— Start of Task inputs —
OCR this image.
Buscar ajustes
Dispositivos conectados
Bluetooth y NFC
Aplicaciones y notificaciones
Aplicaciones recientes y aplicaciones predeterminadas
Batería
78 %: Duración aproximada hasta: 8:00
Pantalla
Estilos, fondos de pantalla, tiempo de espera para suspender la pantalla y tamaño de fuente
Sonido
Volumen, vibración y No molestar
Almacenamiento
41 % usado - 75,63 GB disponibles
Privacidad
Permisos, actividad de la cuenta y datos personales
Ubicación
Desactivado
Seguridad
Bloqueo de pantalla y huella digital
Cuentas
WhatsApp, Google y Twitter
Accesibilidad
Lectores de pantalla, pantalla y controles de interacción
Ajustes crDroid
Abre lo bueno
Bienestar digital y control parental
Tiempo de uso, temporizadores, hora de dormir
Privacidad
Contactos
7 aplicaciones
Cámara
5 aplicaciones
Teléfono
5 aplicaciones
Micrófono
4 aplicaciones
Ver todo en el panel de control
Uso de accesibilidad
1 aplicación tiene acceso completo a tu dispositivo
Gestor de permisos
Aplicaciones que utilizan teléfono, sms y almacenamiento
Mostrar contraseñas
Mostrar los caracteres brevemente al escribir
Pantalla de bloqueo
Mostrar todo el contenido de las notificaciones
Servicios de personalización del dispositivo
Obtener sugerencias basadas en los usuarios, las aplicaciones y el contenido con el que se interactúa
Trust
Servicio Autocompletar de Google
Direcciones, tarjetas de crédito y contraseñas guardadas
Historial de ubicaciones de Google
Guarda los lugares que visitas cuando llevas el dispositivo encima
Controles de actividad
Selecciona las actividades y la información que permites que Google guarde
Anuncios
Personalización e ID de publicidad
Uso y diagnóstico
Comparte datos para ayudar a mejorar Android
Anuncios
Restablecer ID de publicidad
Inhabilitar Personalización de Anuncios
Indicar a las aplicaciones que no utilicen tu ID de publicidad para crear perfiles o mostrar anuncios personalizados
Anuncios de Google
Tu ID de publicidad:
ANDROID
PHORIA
— End of Task inputs —
* **Directions for this task**:
Reproduce the listing above verbatim, from first line to last.

* **Correct answer**:
OCR this image.
Buscar ajustes
Dispositivos conectados
Bluetooth y NFC
Aplicaciones y notificaciones
Aplicaciones recientes y aplicaciones predeterminadas
Batería
78 %: Duración aproximada hasta: 8:00
Pantalla
Estilos, fondos de pantalla, tiempo de espera para suspender la pantalla y tamaño de fuente
Sonido
Volumen, vibración y No molestar
Almacenamiento
41 % usado - 75,63 GB disponibles
Privacidad
Permisos, actividad de la cuenta y datos personales
Ubicación
Desactivado
Seguridad
Bloqueo de pantalla y huella digital
Cuentas
WhatsApp, Google y Twitter
Accesibilidad
Lectores de pantalla, pantalla y controles de interacción
Ajustes crDroid
Abre lo bueno
Bienestar digital y control parental
Tiempo de uso, temporizadores, hora de dormir
Privacidad
Contactos
7 aplicaciones
Cámara
5 aplicaciones
Teléfono
5 aplicaciones
Micrófono
4 aplicaciones
Ver todo en el panel de control
Uso de accesibilidad
1 aplicación tiene acceso completo a tu dispositivo
Gestor de permisos
Aplicaciones que utilizan teléfono, sms y almacenamiento
Mostrar contraseñas
Mostrar los caracteres brevemente al escribir
Pantalla de bloqueo
Mostrar todo el contenido de las notificaciones
Servicios de personalización del dispositivo
Obtener sugerencias basadas en los usuarios, las aplicaciones y el contenido con el que se interactúa
Trust
Servicio Autocompletar de Google
Direcciones, tarjetas de crédito y contraseñas guardadas
Historial de ubicaciones de Google
Guarda los lugares que visitas cuando llevas el dispositivo encima
Controles de actividad
Selecciona las actividades y la información que permites que Google guarde
Anuncios
Personalización e ID de publicidad
Uso y diagnóstico
Comparte datos para ayudar a mejorar Android
Anuncios
Restablecer ID de publicidad
Inhabilitar Personalización de Anuncios
Indicar a las aplicaciones que no utilicen tu ID de publicidad para crear perfiles o mostrar anuncios personalizados
Anuncios de Google
Tu ID de publicidad:
ANDROID
PHORIA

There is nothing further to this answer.